→ Task to complete: Show every line where "desc" occurs.
--- start Records shown ---
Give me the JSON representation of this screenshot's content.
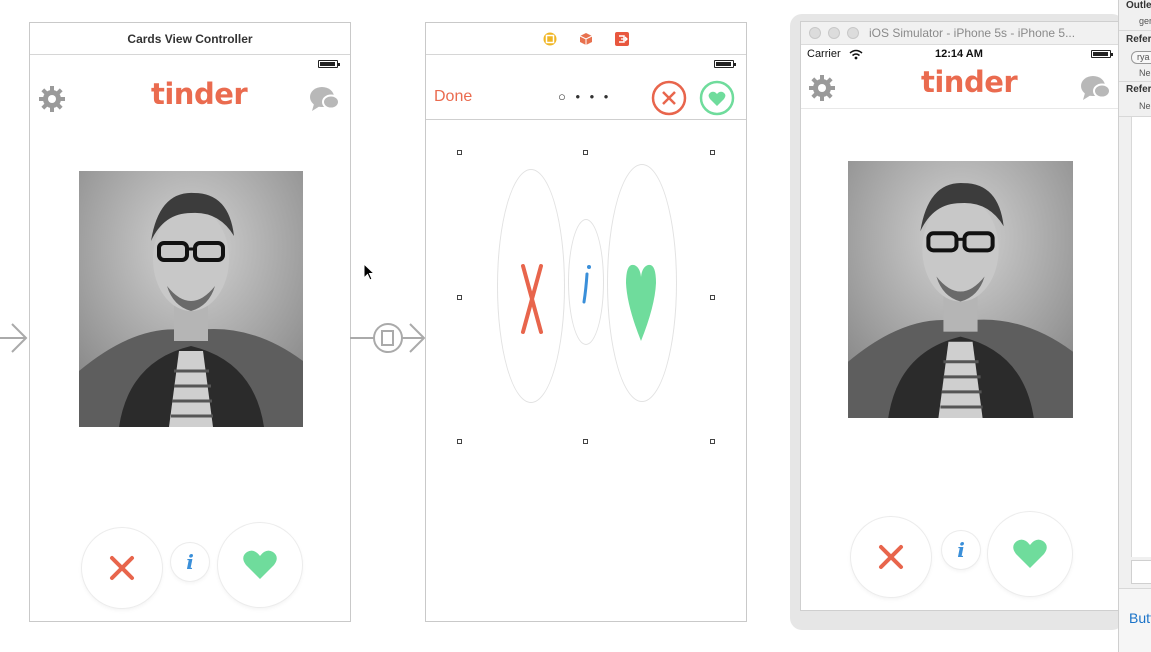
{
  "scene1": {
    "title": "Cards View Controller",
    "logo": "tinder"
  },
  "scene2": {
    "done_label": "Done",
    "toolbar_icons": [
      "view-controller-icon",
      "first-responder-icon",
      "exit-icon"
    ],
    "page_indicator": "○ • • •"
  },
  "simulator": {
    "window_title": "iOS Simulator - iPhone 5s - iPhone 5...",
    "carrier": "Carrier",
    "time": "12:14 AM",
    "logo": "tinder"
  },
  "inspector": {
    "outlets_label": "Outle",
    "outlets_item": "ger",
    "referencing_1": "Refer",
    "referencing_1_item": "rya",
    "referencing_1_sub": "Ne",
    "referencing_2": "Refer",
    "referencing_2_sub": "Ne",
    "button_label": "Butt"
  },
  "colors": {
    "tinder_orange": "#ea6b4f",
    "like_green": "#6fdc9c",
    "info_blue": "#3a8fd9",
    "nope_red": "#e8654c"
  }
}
--- end Records shown ---
--- start Records shown ---
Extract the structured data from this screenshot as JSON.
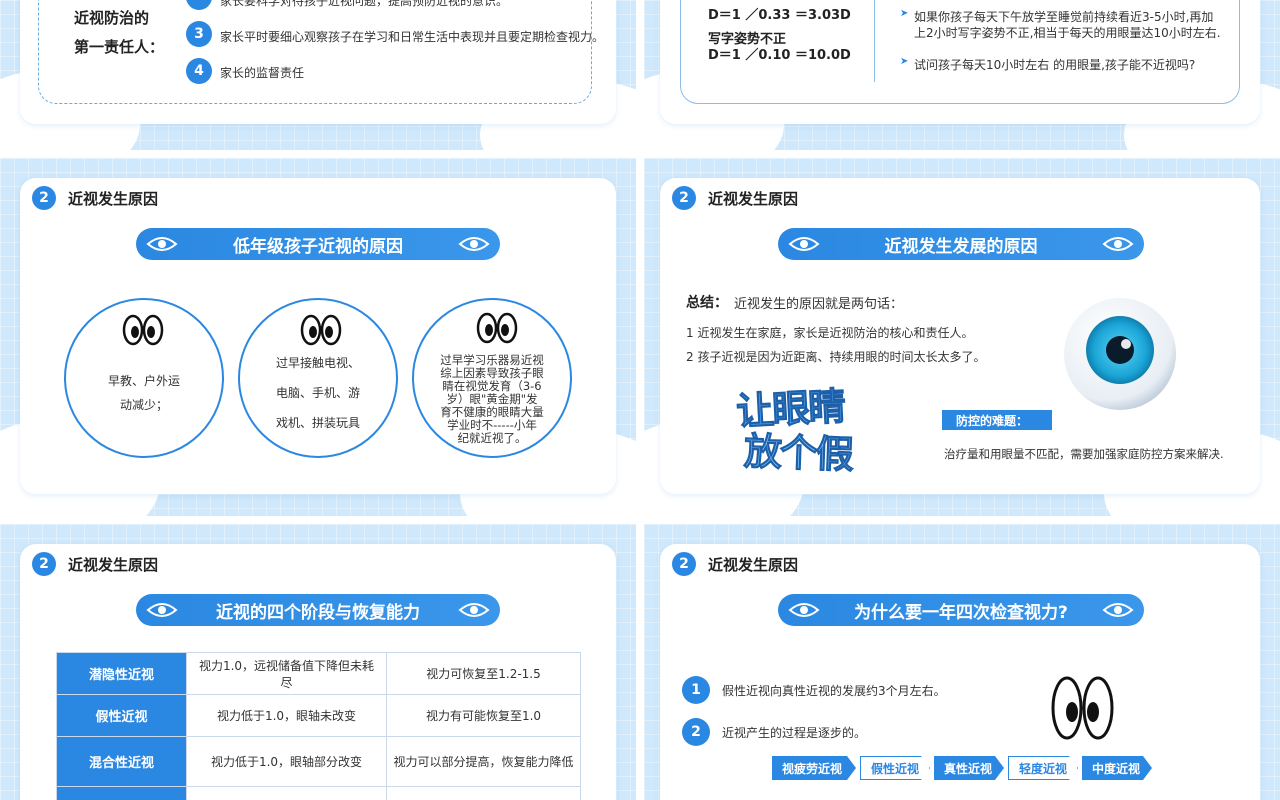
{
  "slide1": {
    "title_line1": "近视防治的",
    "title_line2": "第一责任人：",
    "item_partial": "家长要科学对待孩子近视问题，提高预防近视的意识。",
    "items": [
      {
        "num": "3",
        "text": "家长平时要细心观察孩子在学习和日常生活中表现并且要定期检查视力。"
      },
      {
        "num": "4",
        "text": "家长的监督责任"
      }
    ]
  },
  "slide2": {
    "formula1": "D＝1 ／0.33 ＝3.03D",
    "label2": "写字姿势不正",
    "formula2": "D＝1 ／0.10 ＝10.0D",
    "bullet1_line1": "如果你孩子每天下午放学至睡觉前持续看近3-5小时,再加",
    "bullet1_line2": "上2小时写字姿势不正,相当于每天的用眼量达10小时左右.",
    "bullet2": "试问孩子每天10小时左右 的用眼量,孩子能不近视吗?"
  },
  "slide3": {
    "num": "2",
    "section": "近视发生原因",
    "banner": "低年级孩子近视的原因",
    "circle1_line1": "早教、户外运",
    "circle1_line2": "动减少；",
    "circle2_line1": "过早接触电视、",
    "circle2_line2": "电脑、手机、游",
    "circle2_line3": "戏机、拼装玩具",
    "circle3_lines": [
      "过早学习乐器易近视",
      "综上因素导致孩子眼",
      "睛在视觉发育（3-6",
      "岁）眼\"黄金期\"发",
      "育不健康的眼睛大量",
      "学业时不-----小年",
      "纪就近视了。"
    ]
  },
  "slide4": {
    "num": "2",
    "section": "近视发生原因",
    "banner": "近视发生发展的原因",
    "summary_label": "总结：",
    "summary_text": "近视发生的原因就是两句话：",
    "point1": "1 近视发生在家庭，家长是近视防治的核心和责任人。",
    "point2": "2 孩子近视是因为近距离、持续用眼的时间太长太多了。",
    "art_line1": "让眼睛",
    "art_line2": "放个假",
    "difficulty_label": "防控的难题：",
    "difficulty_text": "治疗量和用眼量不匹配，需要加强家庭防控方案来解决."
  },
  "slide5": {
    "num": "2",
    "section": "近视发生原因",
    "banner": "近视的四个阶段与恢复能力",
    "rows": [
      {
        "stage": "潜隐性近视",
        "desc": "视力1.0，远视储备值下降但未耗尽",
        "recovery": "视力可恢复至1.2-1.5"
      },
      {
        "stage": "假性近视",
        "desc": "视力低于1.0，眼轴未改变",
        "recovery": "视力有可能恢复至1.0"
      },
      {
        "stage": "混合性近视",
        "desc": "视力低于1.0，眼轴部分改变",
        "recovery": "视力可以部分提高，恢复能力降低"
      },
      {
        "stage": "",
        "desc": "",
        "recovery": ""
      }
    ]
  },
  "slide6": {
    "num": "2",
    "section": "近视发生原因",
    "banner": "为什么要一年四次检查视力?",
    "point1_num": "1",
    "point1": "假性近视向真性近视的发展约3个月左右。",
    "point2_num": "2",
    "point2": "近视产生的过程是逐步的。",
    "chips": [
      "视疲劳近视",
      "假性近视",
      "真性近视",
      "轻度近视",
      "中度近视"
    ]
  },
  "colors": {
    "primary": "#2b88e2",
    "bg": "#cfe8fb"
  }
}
--- end Records shown ---
→ Result of this exercise:
        "desc": "视力1.0，远视储备值下降但未耗尽",
        "desc": "视力低于1.0，眼轴未改变",
        "desc": "视力低于1.0，眼轴部分改变",
        "desc": "",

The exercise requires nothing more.